[BEGIN]
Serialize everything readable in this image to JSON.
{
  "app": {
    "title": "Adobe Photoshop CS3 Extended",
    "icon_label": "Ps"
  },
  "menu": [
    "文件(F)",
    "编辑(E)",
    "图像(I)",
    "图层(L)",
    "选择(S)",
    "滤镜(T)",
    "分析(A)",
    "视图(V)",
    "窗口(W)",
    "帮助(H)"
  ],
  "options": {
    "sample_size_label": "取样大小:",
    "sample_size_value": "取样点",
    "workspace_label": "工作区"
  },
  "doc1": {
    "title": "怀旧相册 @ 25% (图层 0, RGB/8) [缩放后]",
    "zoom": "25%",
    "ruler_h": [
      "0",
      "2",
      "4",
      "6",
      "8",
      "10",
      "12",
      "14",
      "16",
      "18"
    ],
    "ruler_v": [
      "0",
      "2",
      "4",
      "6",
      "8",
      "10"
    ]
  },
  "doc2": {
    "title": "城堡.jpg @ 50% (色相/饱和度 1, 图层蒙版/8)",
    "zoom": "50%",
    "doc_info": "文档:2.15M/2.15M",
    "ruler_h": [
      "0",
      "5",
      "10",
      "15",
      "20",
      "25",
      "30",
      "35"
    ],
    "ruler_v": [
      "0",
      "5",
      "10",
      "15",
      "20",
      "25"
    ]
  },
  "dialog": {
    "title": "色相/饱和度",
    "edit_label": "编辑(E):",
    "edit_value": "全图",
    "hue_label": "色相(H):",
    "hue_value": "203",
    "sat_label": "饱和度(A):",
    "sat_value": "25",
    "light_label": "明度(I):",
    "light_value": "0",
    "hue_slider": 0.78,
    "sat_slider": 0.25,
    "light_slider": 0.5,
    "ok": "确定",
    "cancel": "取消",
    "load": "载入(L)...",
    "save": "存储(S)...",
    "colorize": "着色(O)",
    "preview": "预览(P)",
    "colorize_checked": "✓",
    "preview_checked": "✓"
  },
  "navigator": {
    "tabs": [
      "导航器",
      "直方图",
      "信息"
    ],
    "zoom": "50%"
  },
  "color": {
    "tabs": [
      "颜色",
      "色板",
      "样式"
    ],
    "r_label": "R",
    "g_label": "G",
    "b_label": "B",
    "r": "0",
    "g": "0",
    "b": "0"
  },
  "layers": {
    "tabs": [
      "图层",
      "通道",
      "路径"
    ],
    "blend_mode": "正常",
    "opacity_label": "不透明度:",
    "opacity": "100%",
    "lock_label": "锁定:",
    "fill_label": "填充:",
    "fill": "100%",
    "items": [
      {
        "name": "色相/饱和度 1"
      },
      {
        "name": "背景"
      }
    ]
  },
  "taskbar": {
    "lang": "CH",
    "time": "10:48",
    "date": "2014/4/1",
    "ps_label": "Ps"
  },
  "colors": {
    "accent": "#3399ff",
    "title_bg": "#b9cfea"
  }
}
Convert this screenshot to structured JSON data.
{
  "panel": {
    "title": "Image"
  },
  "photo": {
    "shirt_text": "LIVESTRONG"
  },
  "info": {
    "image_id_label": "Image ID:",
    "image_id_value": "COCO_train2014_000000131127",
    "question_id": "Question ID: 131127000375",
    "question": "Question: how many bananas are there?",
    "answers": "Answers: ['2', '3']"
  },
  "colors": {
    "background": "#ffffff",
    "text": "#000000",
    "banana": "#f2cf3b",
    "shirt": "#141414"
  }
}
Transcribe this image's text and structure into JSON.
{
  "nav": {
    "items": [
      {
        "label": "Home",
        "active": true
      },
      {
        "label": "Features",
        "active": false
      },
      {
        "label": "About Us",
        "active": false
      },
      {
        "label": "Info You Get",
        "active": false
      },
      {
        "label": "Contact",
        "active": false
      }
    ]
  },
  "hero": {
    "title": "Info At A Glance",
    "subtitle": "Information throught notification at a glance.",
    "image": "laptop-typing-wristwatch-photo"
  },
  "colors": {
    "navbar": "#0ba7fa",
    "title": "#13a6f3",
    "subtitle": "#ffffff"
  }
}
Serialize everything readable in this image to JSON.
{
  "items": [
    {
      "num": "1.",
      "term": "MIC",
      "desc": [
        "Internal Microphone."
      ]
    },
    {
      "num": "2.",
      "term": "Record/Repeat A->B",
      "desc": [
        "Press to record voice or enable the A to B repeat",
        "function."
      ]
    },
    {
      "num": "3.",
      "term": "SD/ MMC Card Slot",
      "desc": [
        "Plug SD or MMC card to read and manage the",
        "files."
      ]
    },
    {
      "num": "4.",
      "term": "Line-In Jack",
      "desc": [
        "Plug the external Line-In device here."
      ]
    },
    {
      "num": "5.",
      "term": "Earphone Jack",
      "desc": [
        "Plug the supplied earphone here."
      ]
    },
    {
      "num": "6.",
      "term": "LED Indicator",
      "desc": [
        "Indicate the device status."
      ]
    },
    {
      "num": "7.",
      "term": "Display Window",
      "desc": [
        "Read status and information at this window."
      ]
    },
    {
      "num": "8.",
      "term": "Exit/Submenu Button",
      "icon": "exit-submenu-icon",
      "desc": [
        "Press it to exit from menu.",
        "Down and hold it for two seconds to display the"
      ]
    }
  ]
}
[END]
_Task goal_.
Copy every line exactly. Leave nothing out.

_The answer_.
Serialize everything readable in this image to JSON.
{
  "app": {
    "title": "Adobe Photoshop CS3 Extended",
    "icon_label": "Ps"
  },
  "menu": [
    "文件(F)",
    "编辑(E)",
    "图像(I)",
    "图层(L)",
    "选择(S)",
    "滤镜(T)",
    "分析(A)",
    "视图(V)",
    "窗口(W)",
    "帮助(H)"
  ],
  "options": {
    "sample_size_label": "取样大小:",
    "sample_size_value": "取样点",
    "workspace_label": "工作区"
  },
  "doc1": {
    "title": "怀旧相册 @ 25% (图层 0, RGB/8) [缩放后]",
    "zoom": "25%",
    "ruler_h": [
      "0",
      "2",
      "4",
      "6",
      "8",
      "10",
      "12",
      "14",
      "16",
      "18"
    ],
    "ruler_v": [
      "0",
      "2",
      "4",
      "6",
      "8",
      "10"
    ]
  },
  "doc2": {
    "title": "城堡.jpg @ 50% (色相/饱和度 1, 图层蒙版/8)",
    "zoom": "50%",
    "doc_info": "文档:2.15M/2.15M",
    "ruler_h": [
      "0",
      "5",
      "10",
      "15",
      "20",
      "25",
      "30",
      "35"
    ],
    "ruler_v": [
      "0",
      "5",
      "10",
      "15",
      "20",
      "25"
    ]
  },
  "dialog": {
    "title": "色相/饱和度",
    "edit_label": "编辑(E):",
    "edit_value": "全图",
    "hue_label": "色相(H):",
    "hue_value": "203",
    "sat_label": "饱和度(A):",
    "sat_value": "25",
    "light_label": "明度(I):",
    "light_value": "0",
    "hue_slider": 0.78,
    "sat_slider": 0.25,
    "light_slider": 0.5,
    "ok": "确定",
    "cancel": "取消",
    "load": "载入(L)...",
    "save": "存储(S)...",
    "colorize": "着色(O)",
    "preview": "预览(P)",
    "colorize_checked": "✓",
    "preview_checked": "✓"
  },
  "navigator": {
    "tabs": [
      "导航器",
      "直方图",
      "信息"
    ],
    "zoom": "50%"
  },
  "color": {
    "tabs": [
      "颜色",
      "色板",
      "样式"
    ],
    "r_label": "R",
    "g_label": "G",
    "b_label": "B",
    "r": "0",
    "g": "0",
    "b": "0"
  },
  "layers": {
    "tabs": [
      "图层",
      "通道",
      "路径"
    ],
    "blend_mode": "正常",
    "opacity_label": "不透明度:",
    "opacity": "100%",
    "lock_label": "锁定:",
    "fill_label": "填充:",
    "fill": "100%",
    "items": [
      {
        "name": "色相/饱和度 1"
      },
      {
        "name": "背景"
      }
    ]
  },
  "taskbar": {
    "lang": "CH",
    "time": "10:48",
    "date": "2014/4/1",
    "ps_label": "Ps"
  },
  "colors": {
    "accent": "#3399ff",
    "title_bg": "#b9cfea"
  }
}
Convert this screenshot to structured JSON data.
{
  "panel": {
    "title": "Image"
  },
  "photo": {
    "shirt_text": "LIVESTRONG"
  },
  "info": {
    "image_id_label": "Image ID:",
    "image_id_value": "COCO_train2014_000000131127",
    "question_id": "Question ID: 131127000375",
    "question": "Question: how many bananas are there?",
    "answers": "Answers: ['2', '3']"
  },
  "colors": {
    "background": "#ffffff",
    "text": "#000000",
    "banana": "#f2cf3b",
    "shirt": "#141414"
  }
}
Transcribe this image's text and structure into JSON.
{
  "nav": {
    "items": [
      {
        "label": "Home",
        "active": true
      },
      {
        "label": "Features",
        "active": false
      },
      {
        "label": "About Us",
        "active": false
      },
      {
        "label": "Info You Get",
        "active": false
      },
      {
        "label": "Contact",
        "active": false
      }
    ]
  },
  "hero": {
    "title": "Info At A Glance",
    "subtitle": "Information throught notification at a glance.",
    "image": "laptop-typing-wristwatch-photo"
  },
  "colors": {
    "navbar": "#0ba7fa",
    "title": "#13a6f3",
    "subtitle": "#ffffff"
  }
}
Serialize everything readable in this image to JSON.
{
  "items": [
    {
      "num": "1.",
      "term": "MIC",
      "desc": [
        "Internal Microphone."
      ]
    },
    {
      "num": "2.",
      "term": "Record/Repeat A->B",
      "desc": [
        "Press to record voice or enable the A to B repeat",
        "function."
      ]
    },
    {
      "num": "3.",
      "term": "SD/ MMC Card Slot",
      "desc": [
        "Plug SD or MMC card to read and manage the",
        "files."
      ]
    },
    {
      "num": "4.",
      "term": "Line-In Jack",
      "desc": [
        "Plug the external Line-In device here."
      ]
    },
    {
      "num": "5.",
      "term": "Earphone Jack",
      "desc": [
        "Plug the supplied earphone here."
      ]
    },
    {
      "num": "6.",
      "term": "LED Indicator",
      "desc": [
        "Indicate the device status."
      ]
    },
    {
      "num": "7.",
      "term": "Display Window",
      "desc": [
        "Read status and information at this window."
      ]
    },
    {
      "num": "8.",
      "term": "Exit/Submenu Button",
      "icon": "exit-submenu-icon",
      "desc": [
        "Press it to exit from menu.",
        "Down and hold it for two seconds to display the"
      ]
    }
  ]
}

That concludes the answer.